Stated task: Look through the data below and count each line where the word "관련직으로" appears. Reply with the count alone.

*** Exercise material

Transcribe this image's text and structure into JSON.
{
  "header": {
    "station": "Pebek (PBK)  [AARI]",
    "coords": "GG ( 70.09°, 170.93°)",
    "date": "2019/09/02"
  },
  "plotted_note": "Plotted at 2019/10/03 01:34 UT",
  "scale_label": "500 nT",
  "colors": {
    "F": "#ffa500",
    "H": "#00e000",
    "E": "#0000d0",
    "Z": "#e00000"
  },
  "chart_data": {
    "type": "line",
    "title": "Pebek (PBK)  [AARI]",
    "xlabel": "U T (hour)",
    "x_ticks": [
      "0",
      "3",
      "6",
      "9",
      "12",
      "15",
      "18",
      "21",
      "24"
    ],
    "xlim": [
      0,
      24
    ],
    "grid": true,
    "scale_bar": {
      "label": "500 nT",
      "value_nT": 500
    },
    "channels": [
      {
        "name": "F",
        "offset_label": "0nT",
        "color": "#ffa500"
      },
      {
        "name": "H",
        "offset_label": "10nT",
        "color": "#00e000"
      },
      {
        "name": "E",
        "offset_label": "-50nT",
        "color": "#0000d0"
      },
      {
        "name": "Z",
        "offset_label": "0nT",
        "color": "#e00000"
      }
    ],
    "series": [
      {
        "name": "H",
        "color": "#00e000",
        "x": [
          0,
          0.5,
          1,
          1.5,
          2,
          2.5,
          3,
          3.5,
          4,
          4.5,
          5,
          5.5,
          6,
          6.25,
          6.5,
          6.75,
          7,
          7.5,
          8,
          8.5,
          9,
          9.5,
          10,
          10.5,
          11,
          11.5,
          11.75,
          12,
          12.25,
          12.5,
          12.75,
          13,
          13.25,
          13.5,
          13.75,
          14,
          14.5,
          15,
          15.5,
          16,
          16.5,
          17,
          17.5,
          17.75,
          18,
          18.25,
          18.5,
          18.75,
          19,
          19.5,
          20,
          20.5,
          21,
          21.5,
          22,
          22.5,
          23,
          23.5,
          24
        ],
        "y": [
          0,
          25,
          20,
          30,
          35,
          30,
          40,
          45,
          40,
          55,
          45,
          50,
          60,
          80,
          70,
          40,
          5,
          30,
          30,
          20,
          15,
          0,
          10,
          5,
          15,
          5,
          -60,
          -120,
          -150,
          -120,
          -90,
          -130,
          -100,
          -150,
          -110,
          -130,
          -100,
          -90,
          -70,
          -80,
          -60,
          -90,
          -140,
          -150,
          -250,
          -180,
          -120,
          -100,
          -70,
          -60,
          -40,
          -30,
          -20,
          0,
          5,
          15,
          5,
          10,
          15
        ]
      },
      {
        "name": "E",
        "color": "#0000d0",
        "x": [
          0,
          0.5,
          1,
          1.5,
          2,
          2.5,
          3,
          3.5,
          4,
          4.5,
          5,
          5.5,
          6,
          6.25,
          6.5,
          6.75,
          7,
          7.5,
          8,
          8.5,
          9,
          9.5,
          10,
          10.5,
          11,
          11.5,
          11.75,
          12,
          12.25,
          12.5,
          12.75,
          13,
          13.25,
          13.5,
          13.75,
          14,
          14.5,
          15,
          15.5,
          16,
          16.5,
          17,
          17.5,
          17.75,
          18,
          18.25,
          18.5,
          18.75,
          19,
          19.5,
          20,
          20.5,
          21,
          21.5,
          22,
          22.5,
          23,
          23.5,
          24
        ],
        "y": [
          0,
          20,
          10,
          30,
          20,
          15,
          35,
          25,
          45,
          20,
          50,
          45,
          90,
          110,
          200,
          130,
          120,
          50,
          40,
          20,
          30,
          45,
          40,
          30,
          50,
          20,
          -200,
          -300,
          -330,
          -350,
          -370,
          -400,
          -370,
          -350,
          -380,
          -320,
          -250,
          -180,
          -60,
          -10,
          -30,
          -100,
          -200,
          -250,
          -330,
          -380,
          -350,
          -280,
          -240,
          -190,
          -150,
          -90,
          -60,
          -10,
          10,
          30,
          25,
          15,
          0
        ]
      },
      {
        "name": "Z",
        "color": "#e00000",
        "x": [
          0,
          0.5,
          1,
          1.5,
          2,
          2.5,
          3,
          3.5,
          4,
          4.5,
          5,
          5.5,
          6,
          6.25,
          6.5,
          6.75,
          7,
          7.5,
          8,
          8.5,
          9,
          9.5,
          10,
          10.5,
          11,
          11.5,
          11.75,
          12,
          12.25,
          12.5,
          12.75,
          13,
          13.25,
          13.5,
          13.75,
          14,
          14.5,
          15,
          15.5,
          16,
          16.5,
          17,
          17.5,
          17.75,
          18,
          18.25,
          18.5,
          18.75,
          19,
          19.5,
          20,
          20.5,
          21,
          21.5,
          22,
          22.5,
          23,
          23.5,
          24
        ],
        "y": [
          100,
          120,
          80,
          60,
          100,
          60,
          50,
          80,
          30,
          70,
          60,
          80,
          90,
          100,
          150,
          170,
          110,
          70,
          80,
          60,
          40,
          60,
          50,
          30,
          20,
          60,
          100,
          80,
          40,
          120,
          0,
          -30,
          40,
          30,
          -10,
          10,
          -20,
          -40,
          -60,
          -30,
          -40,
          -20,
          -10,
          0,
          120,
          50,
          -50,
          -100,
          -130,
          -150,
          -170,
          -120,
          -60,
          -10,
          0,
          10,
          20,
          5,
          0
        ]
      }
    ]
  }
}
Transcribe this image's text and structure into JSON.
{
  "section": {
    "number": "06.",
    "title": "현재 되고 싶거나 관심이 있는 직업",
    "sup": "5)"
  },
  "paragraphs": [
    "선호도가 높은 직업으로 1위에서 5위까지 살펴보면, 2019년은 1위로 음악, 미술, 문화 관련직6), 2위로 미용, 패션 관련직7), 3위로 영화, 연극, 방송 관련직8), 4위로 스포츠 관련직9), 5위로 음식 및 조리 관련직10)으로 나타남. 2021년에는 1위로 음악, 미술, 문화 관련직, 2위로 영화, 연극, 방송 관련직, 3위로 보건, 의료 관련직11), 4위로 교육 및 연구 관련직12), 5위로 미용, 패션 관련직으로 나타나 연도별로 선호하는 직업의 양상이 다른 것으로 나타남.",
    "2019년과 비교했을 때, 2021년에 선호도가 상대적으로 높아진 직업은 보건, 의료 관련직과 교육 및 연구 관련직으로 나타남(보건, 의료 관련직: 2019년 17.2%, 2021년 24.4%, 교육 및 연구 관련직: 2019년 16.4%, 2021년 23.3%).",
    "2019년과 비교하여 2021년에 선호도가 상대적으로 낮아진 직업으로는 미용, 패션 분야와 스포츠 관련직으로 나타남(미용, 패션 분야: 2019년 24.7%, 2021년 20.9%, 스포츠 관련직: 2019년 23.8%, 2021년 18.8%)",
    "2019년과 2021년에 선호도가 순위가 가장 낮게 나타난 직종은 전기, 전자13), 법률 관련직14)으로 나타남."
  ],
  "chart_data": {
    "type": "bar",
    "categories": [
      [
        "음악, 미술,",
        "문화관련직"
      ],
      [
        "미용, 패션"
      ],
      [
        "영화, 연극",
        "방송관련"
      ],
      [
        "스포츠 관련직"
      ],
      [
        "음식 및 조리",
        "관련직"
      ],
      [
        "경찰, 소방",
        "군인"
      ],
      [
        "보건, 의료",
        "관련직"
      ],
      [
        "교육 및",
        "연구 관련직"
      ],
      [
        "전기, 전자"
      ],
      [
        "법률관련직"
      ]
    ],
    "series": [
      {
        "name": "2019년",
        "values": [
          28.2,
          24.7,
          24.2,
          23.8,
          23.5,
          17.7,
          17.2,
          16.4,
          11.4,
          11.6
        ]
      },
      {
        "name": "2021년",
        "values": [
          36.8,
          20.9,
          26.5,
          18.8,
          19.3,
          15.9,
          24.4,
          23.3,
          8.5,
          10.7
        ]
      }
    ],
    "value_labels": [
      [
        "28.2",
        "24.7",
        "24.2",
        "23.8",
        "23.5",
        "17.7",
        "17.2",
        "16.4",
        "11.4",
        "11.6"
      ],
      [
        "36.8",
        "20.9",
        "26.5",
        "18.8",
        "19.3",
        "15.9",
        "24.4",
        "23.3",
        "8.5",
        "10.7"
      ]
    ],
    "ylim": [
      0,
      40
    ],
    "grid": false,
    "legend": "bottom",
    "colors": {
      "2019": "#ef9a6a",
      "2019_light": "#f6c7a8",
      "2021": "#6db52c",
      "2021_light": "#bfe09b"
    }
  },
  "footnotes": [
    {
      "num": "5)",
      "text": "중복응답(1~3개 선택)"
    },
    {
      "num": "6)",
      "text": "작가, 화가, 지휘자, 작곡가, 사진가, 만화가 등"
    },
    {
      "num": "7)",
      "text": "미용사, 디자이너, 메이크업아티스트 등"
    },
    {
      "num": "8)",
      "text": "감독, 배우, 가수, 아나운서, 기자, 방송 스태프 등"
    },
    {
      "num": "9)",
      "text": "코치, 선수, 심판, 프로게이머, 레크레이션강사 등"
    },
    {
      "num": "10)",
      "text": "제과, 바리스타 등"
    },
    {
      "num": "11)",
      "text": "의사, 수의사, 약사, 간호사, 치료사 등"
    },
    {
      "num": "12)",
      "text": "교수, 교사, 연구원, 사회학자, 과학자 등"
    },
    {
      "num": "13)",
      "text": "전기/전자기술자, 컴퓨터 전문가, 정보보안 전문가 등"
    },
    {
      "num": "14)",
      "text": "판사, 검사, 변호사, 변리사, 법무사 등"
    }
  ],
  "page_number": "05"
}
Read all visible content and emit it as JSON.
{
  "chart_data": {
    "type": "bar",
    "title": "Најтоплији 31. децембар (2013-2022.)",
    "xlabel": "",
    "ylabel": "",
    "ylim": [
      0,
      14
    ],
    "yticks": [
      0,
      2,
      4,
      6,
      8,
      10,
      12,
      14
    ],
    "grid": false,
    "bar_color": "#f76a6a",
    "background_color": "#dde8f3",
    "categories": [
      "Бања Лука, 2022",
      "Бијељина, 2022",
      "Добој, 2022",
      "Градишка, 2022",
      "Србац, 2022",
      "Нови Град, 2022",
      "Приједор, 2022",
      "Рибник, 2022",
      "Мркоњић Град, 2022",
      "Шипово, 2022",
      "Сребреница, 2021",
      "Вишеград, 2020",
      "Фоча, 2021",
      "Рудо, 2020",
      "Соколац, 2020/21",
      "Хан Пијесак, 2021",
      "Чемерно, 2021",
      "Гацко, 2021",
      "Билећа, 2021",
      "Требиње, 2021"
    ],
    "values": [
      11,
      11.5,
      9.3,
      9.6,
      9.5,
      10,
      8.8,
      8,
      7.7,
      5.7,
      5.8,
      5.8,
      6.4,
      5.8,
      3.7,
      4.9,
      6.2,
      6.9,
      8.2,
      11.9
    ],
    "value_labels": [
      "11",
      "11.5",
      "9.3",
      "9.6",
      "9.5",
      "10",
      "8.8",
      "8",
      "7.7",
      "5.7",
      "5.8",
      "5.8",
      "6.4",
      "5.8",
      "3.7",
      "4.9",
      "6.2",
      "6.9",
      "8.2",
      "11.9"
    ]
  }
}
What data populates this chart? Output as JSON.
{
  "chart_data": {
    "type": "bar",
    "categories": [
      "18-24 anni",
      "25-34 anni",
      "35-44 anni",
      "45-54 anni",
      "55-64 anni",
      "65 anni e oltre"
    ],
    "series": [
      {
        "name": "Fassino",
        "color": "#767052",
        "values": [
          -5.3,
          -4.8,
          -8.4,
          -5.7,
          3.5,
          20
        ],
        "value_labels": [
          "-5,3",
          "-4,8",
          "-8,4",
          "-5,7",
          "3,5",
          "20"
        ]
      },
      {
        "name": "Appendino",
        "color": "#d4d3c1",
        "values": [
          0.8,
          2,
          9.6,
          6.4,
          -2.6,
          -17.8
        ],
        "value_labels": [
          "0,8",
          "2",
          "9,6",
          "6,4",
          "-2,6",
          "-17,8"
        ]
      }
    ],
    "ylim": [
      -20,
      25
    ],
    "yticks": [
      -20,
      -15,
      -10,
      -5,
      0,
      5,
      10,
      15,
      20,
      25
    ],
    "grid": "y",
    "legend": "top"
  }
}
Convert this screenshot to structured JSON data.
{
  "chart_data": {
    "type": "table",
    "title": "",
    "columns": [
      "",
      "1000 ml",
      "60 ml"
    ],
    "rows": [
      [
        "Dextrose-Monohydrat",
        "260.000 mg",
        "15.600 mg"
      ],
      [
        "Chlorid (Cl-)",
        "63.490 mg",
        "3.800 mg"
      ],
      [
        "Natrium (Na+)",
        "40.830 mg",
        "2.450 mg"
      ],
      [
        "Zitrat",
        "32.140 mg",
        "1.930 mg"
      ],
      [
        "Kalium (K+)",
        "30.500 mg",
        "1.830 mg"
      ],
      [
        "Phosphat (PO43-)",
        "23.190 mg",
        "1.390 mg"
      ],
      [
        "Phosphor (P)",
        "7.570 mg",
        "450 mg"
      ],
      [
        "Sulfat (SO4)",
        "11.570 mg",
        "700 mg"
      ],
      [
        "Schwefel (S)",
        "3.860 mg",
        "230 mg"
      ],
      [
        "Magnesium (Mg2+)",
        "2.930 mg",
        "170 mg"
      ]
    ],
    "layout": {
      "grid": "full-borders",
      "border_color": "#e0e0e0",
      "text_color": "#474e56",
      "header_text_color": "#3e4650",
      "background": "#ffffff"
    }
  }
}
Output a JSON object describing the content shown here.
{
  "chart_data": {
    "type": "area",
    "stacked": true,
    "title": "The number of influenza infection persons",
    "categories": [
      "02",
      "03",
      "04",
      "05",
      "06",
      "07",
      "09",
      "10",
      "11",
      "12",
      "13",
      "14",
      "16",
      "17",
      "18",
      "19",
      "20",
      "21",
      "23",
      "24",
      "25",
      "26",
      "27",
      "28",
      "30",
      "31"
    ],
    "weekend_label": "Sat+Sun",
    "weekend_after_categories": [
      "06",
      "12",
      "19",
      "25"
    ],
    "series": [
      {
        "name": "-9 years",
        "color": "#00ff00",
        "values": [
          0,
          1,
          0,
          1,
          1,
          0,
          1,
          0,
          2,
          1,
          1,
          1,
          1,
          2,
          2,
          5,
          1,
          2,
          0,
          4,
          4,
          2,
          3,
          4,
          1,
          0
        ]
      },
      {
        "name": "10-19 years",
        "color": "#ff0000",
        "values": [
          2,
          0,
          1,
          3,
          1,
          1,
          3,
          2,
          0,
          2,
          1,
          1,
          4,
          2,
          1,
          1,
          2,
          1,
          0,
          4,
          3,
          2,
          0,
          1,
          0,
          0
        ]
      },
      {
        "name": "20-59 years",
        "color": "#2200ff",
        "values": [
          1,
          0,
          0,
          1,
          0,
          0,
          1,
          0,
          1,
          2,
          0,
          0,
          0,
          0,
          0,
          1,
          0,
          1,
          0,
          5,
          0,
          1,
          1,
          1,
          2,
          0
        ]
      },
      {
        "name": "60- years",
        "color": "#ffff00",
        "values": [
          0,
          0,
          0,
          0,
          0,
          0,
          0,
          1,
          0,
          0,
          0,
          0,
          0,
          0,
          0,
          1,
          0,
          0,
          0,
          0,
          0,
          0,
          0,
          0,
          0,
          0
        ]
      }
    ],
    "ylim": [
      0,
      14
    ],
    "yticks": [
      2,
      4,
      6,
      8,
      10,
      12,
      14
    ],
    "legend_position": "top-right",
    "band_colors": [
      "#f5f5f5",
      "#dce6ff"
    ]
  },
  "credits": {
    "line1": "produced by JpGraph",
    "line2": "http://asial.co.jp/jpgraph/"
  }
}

******

Finished task: 3